<<<<

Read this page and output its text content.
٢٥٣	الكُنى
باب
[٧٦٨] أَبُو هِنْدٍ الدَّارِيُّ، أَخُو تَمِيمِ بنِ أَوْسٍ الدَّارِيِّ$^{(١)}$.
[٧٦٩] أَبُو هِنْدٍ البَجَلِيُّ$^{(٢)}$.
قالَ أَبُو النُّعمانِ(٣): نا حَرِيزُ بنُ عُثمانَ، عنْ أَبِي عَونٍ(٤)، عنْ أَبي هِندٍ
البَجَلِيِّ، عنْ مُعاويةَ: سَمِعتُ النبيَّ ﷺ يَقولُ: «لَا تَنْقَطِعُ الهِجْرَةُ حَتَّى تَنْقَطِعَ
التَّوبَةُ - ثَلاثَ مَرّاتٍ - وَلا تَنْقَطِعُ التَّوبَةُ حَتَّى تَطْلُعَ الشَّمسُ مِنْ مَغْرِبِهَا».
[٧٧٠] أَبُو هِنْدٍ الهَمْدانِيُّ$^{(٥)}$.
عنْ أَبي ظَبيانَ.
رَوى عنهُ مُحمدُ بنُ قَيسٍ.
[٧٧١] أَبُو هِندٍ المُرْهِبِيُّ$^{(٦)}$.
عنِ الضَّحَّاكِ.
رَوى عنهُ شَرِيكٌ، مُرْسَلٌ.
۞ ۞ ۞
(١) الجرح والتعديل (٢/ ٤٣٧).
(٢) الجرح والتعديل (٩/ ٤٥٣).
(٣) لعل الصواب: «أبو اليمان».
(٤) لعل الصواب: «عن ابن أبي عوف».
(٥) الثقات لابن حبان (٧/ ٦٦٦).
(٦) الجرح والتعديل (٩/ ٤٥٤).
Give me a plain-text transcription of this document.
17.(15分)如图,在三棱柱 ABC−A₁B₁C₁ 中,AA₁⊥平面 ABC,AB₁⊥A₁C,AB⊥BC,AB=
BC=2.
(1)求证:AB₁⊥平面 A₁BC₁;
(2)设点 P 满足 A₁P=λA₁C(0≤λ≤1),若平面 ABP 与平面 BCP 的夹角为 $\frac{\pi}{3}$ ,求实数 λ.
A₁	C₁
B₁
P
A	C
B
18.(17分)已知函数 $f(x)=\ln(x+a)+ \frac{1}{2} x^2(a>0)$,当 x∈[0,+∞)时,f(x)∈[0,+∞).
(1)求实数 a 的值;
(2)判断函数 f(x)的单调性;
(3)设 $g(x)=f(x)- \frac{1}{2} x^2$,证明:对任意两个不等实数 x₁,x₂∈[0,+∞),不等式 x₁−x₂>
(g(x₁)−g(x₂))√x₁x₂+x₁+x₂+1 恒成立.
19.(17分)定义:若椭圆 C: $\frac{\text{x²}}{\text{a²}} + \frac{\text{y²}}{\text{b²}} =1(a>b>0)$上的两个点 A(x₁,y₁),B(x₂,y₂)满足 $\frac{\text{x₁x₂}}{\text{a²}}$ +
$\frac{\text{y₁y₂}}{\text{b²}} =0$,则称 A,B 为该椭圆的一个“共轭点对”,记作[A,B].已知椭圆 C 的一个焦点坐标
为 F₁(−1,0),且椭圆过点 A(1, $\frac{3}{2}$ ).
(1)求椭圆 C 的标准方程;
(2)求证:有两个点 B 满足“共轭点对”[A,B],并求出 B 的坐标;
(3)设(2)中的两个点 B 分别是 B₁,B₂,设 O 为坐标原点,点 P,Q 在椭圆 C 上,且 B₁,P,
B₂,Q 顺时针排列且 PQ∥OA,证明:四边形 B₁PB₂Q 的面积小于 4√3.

>>>>

What this task involves: Going through the entries above, tally each line that has the word "共轭点对". Answer with the number only.

Solved problem: 2